▶ [TO BE DONE] Your task is to locate every line holding the string "ella" and to copy each of them.

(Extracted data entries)
+-------+

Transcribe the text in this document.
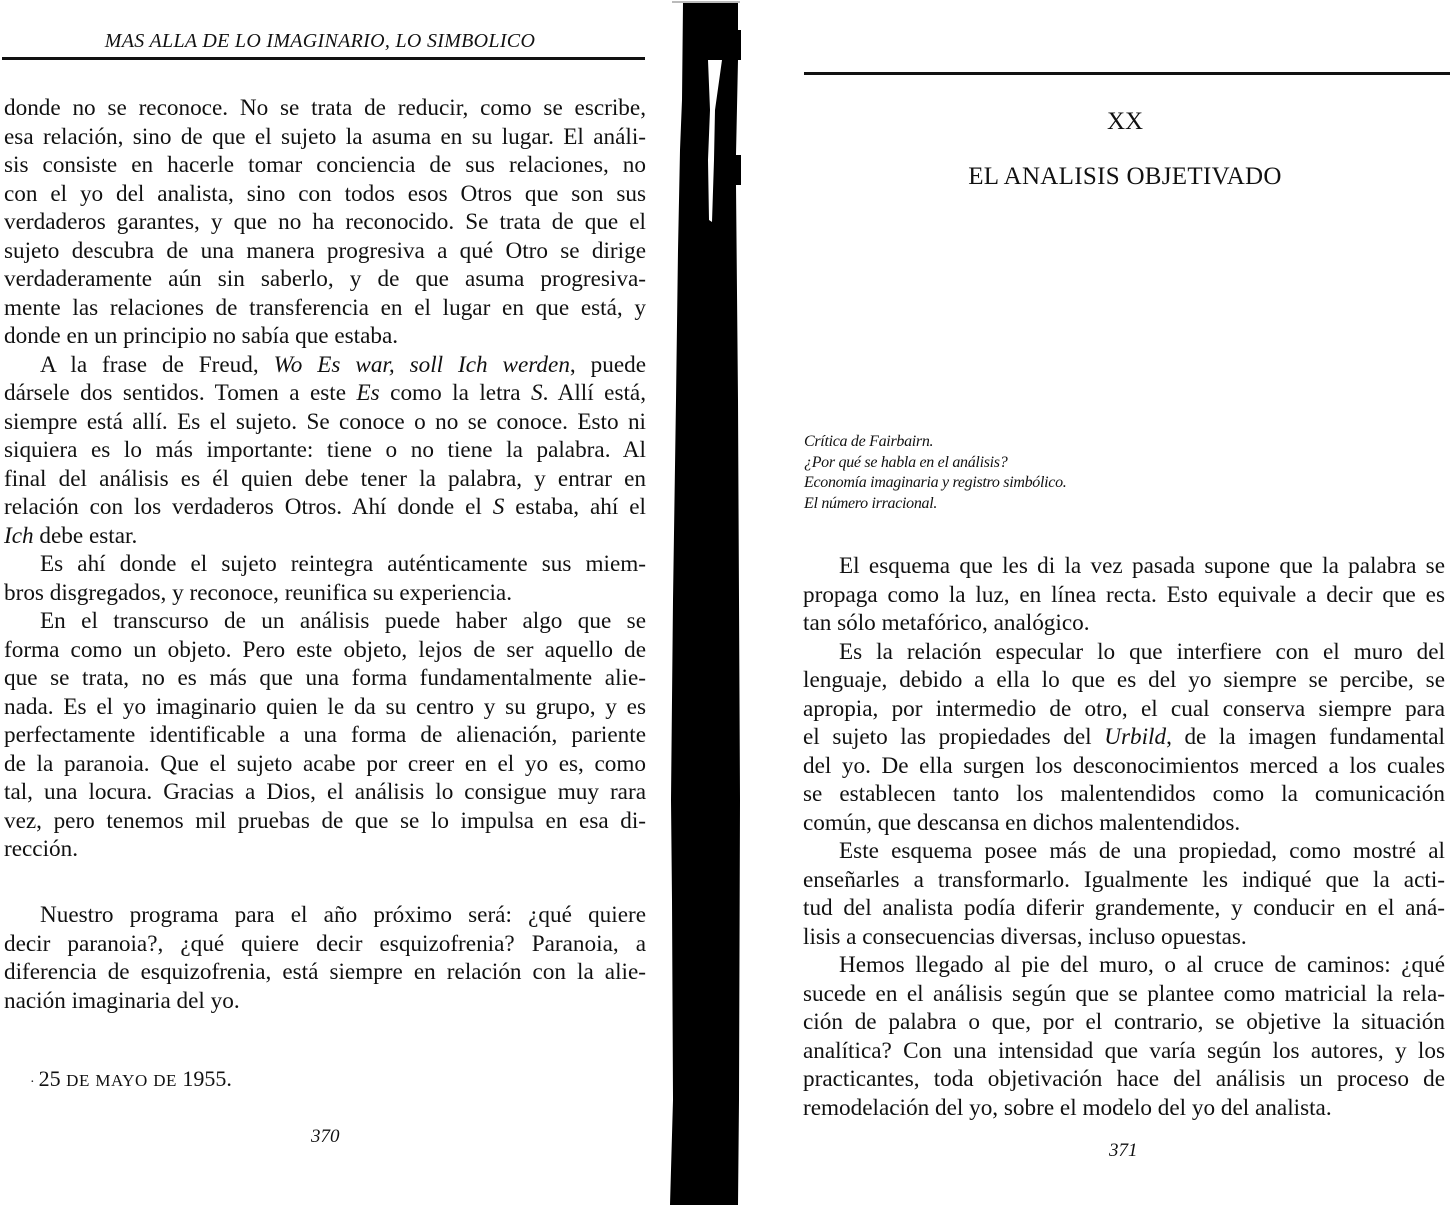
MAS ALLA DE LO IMAGINARIO, LO SIMBOLICO
donde no se reconoce. No se trata de reducir, como se escribe,
esa relación, sino de que el sujeto la asuma en su lugar. El análi-
sis consiste en hacerle tomar conciencia de sus relaciones, no
con el yo del analista, sino con todos esos Otros que son sus
verdaderos garantes, y que no ha reconocido. Se trata de que el
sujeto descubra de una manera progresiva a qué Otro se dirige
verdaderamente aún sin saberlo, y de que asuma progresiva-
mente las relaciones de transferencia en el lugar en que está, y
donde en un principio no sabía que estaba.
A la frase de Freud, Wo Es war, soll Ich werden, puede
dársele dos sentidos. Tomen a este Es como la letra S. Allí está,
siempre está allí. Es el sujeto. Se conoce o no se conoce. Esto ni
siquiera es lo más importante: tiene o no tiene la palabra. Al
final del análisis es él quien debe tener la palabra, y entrar en
relación con los verdaderos Otros. Ahí donde el S estaba, ahí el
Ich debe estar.
Es ahí donde el sujeto reintegra auténticamente sus miem-
bros disgregados, y reconoce, reunifica su experiencia.
En el transcurso de un análisis puede haber algo que se
forma como un objeto. Pero este objeto, lejos de ser aquello de
que se trata, no es más que una forma fundamentalmente alie-
nada. Es el yo imaginario quien le da su centro y su grupo, y es
perfectamente identificable a una forma de alienación, pariente
de la paranoia. Que el sujeto acabe por creer en el yo es, como
tal, una locura. Gracias a Dios, el análisis lo consigue muy rara
vez, pero tenemos mil pruebas de que se lo impulsa en esa di-
rección.
Nuestro programa para el año próximo será: ¿qué quiere
decir paranoia?, ¿qué quiere decir esquizofrenia? Paranoia, a
diferencia de esquizofrenia, está siempre en relación con la alie-
nación imaginaria del yo.
· 25 DE MAYO DE 1955.
370
XX
EL ANALISIS OBJETIVADO
Crítica de Fairbairn.
¿Por qué se habla en el análisis?
Economía imaginaria y registro simbólico.
El número irracional.
El esquema que les di la vez pasada supone que la palabra se
propaga como la luz, en línea recta. Esto equivale a decir que es
tan sólo metafórico, analógico.
Es la relación especular lo que interfiere con el muro del
lenguaje, debido a ella lo que es del yo siempre se percibe, se
apropia, por intermedio de otro, el cual conserva siempre para
el sujeto las propiedades del Urbild, de la imagen fundamental
del yo. De ella surgen los desconocimientos merced a los cuales
se establecen tanto los malentendidos como la comunicación
común, que descansa en dichos malentendidos.
Este esquema posee más de una propiedad, como mostré al
enseñarles a transformarlo. Igualmente les indiqué que la acti-
tud del analista podía diferir grandemente, y conducir en el aná-
lisis a consecuencias diversas, incluso opuestas.
Hemos llegado al pie del muro, o al cruce de caminos: ¿qué
sucede en el análisis según que se plantee como matricial la rela-
ción de palabra o que, por el contrario, se objetive la situación
analítica? Con una intensidad que varía según los autores, y los
practicantes, toda objetivación hace del análisis un proceso de
remodelación del yo, sobre el modelo del yo del analista.
371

+-------+

▶ [TASK OUTPUT]
lenguaje, debido a ella lo que es del yo siempre se percibe, se
del yo. De ella surgen los desconocimientos merced a los cuales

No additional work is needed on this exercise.